● **DO THIS**
Transcribe the whole listing below without changing a word, but leave out every image.

● **DATASET EXTRACT**
** start **

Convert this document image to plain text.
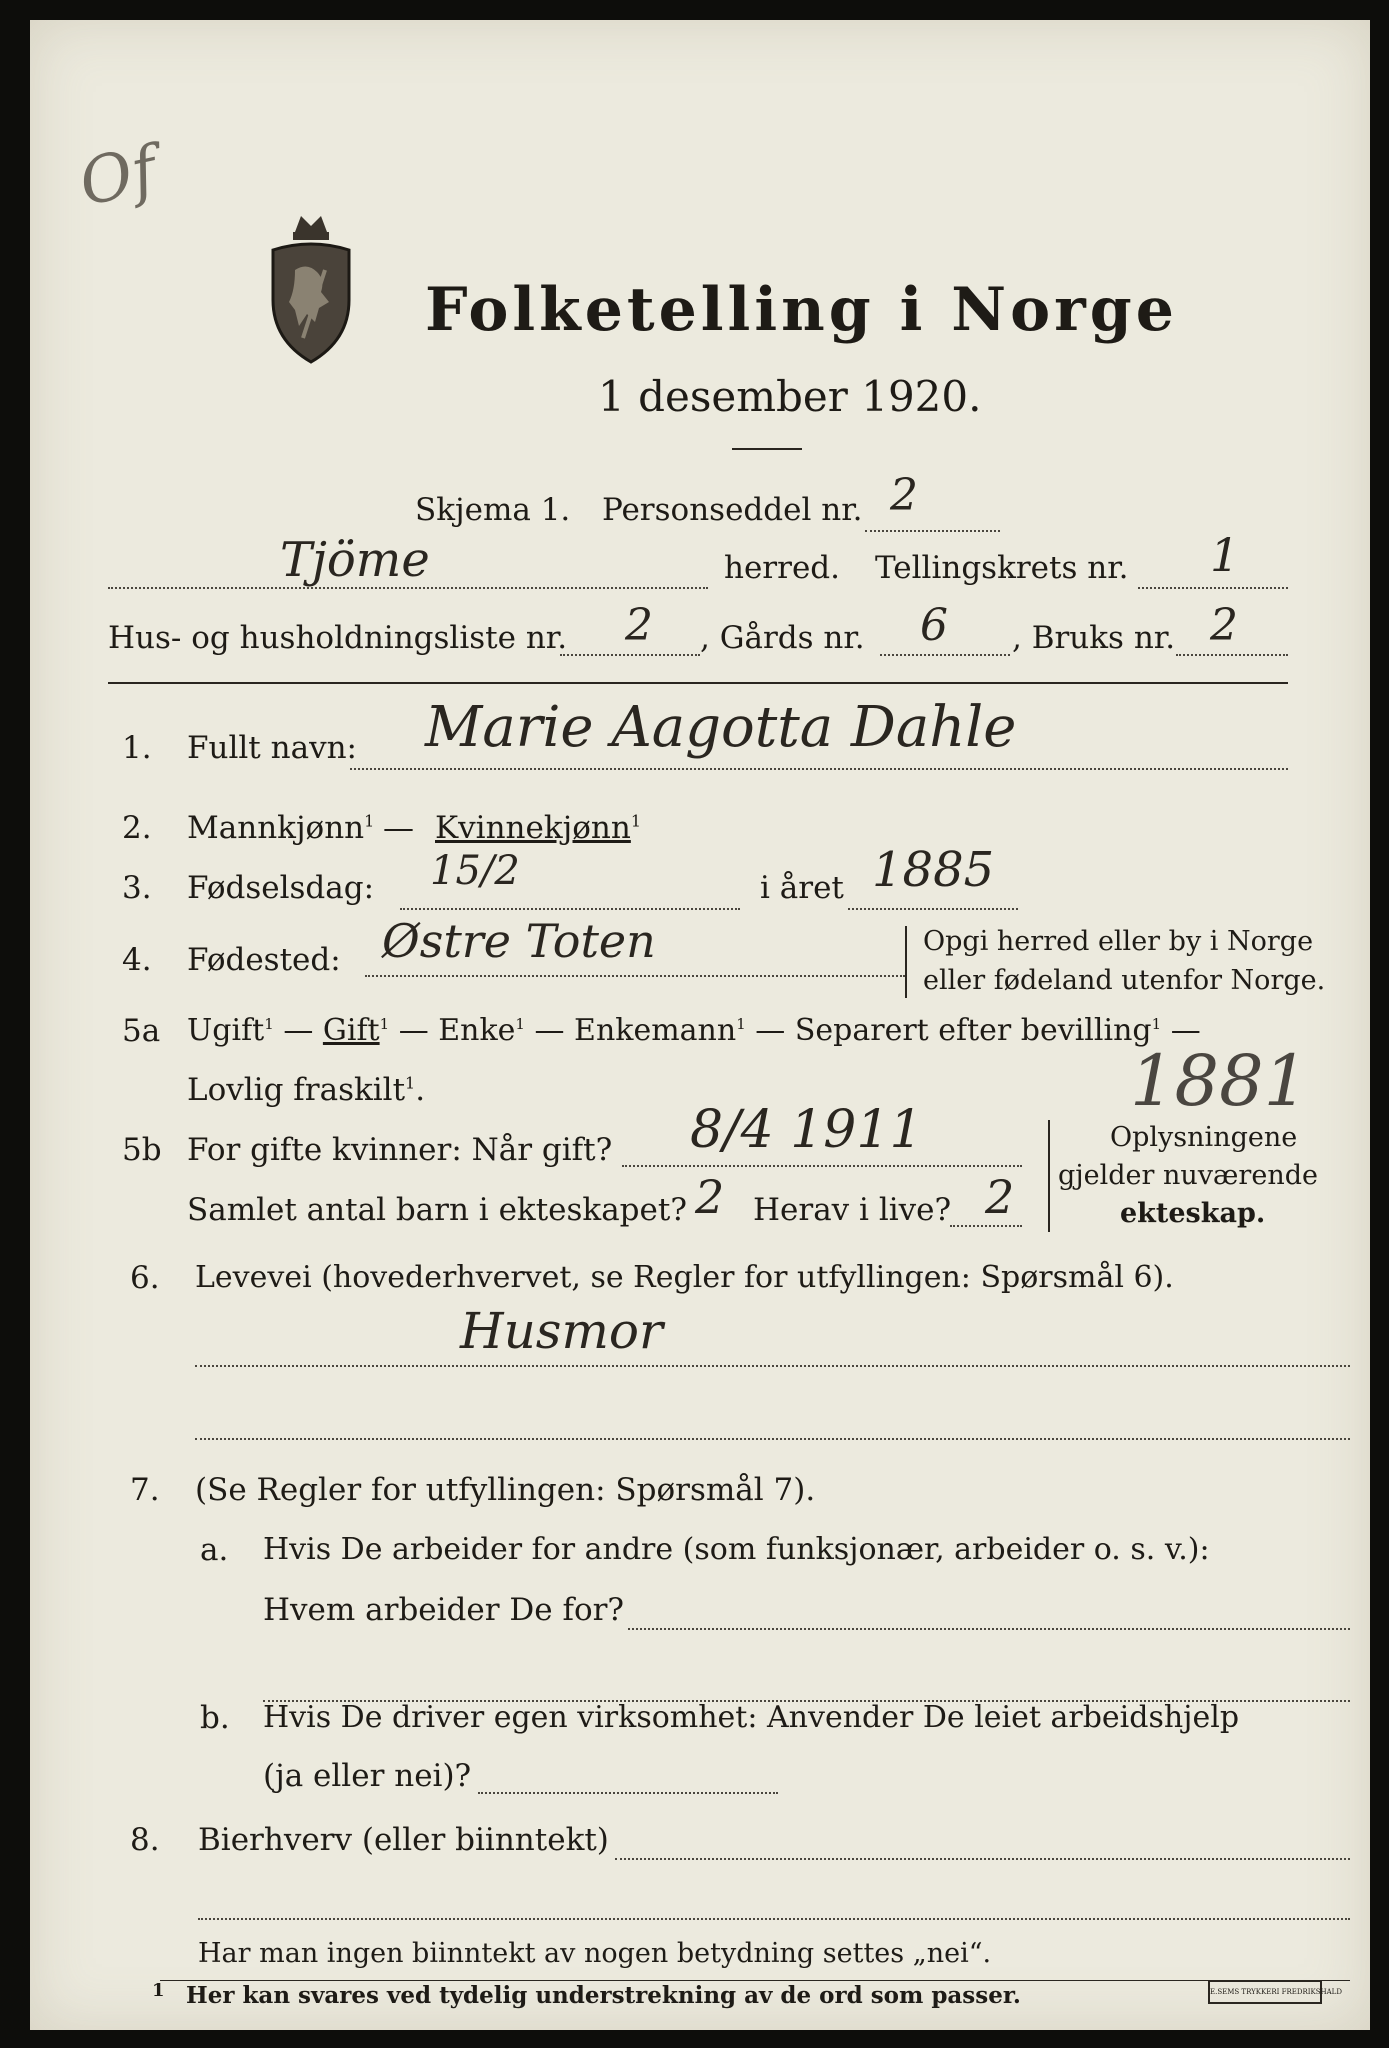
Of
Folketelling i Norge
1 desember 1920.
Skjema 1. Personseddel nr. 2
Tjöme	herred. Tellingskrets nr. 1
Hus- og husholdningsliste nr. 2 , Gårds nr. 6 , Bruks nr. 2
1. Fullt navn: Marie Aagotta Dahle
2. Mannkjønn$^1$ — Kvinnekjønn$^1$
3. Fødselsdag: 15/2	i året 1885
4. Fødested: Østre Toten	Opgi herred eller by i Norge
eller fødeland utenfor Norge.
5a Ugift$^1$ — Gift$^1$ — Enke$^1$ — Enkemann$^1$ — Separert efter bevilling$^1$ —
Lovlig fraskilt$^1$.	1881
5b For gifte kvinner: Når gift? 8/4 1911
Samlet antal barn i ekteskapet? 2 Herav i live? 2
Oplysningene
gjelder nuværende
ekteskap.
6. Levevei (hovederhvervet, se Regler for utfyllingen: Spørsmål 6).
Husmor
7. (Se Regler for utfyllingen: Spørsmål 7).
a. Hvis De arbeider for andre (som funksjonær, arbeider o. s. v.):
Hvem arbeider De for?
b. Hvis De driver egen virksomhet: Anvender De leiet arbeidshjelp
(ja eller nei)?
8. Bierhverv (eller biinntekt)
Har man ingen biinntekt av nogen betydning settes „nei“.
1 Her kan svares ved tydelig understrekning av de ord som passer.	E.SEMS TRYKKERI FREDRIKSHALD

** end **

● **FINISHED ANSWER**
Convert this document image to plain text.
Of
Folketelling i Norge
1 desember 1920.
Skjema 1. Personseddel nr. 2
Tjöme	herred. Tellingskrets nr. 1
Hus- og husholdningsliste nr. 2 , Gårds nr. 6 , Bruks nr. 2
1. Fullt navn: Marie Aagotta Dahle
2. Mannkjønn$^1$ — Kvinnekjønn$^1$
3. Fødselsdag: 15/2	i året 1885
4. Fødested: Østre Toten	Opgi herred eller by i Norge
eller fødeland utenfor Norge.
5a Ugift$^1$ — Gift$^1$ — Enke$^1$ — Enkemann$^1$ — Separert efter bevilling$^1$ —
Lovlig fraskilt$^1$.	1881
5b For gifte kvinner: Når gift? 8/4 1911
Samlet antal barn i ekteskapet? 2 Herav i live? 2
Oplysningene
gjelder nuværende
ekteskap.
6. Levevei (hovederhvervet, se Regler for utfyllingen: Spørsmål 6).
Husmor
7. (Se Regler for utfyllingen: Spørsmål 7).
a. Hvis De arbeider for andre (som funksjonær, arbeider o. s. v.):
Hvem arbeider De for?
b. Hvis De driver egen virksomhet: Anvender De leiet arbeidshjelp
(ja eller nei)?
8. Bierhverv (eller biinntekt)
Har man ingen biinntekt av nogen betydning settes „nei“.
1 Her kan svares ved tydelig understrekning av de ord som passer.	E.SEMS TRYKKERI FREDRIKSHALD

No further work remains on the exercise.